### WRITTEN EXERCISE:
Select every line below containing the word "this".

(Some records)
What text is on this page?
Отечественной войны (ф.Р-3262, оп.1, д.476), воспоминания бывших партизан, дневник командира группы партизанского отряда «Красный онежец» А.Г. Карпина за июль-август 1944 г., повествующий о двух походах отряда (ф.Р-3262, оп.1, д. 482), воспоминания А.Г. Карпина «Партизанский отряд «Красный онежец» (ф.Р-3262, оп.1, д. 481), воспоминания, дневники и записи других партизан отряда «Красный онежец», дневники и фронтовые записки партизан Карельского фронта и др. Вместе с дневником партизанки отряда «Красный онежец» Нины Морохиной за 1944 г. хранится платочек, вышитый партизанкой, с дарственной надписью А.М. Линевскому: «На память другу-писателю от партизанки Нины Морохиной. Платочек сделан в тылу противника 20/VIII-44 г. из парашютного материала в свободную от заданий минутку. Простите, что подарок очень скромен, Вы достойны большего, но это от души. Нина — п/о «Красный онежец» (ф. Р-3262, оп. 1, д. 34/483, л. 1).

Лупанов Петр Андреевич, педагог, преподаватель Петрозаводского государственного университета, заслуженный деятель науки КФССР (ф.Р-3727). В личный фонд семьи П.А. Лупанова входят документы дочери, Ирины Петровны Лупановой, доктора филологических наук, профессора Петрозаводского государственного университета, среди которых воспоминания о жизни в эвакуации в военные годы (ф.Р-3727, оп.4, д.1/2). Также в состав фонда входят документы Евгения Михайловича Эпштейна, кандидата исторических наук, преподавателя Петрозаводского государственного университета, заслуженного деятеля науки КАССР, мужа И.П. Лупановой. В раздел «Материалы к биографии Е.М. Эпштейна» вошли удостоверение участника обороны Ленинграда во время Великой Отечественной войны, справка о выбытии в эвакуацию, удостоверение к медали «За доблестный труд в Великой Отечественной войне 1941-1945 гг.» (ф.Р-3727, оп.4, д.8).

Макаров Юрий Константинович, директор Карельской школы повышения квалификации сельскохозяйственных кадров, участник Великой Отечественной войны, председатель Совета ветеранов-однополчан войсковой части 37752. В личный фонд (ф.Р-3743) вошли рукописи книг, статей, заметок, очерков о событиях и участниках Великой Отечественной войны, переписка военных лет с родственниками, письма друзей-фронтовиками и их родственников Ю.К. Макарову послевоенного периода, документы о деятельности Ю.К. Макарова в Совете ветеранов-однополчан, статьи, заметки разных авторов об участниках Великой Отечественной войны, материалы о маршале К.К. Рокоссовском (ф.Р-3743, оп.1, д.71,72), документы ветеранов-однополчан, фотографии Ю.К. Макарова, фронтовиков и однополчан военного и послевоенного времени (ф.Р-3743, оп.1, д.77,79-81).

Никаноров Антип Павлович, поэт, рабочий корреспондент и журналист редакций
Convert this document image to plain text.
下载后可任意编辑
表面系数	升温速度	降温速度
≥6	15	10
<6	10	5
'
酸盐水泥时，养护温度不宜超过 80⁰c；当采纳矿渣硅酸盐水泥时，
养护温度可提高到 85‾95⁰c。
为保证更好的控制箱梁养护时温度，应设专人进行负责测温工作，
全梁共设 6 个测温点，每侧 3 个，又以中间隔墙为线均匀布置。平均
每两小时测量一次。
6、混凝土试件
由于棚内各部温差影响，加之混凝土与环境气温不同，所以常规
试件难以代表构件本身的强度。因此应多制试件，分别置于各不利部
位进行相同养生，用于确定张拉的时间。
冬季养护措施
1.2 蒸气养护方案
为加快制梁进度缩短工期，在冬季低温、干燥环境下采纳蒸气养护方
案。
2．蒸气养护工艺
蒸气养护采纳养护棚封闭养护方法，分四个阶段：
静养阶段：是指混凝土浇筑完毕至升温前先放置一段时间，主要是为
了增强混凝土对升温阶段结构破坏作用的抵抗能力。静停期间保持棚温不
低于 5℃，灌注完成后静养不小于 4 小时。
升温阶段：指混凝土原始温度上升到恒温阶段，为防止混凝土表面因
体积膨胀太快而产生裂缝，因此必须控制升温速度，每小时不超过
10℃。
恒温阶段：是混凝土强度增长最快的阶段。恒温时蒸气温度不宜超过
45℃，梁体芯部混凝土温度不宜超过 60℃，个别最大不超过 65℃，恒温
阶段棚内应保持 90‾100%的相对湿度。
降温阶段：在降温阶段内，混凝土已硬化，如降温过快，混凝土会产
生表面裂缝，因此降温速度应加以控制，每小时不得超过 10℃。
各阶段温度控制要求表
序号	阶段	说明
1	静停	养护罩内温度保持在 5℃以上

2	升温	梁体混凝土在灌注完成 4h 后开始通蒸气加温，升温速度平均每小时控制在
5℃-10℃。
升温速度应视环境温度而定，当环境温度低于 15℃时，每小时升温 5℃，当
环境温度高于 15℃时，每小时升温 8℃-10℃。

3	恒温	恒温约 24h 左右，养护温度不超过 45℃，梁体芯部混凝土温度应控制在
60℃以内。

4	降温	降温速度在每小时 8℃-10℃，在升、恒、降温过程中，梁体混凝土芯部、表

### TASK OUTPUT:
What text is on this page?
Convert this document image to plain text.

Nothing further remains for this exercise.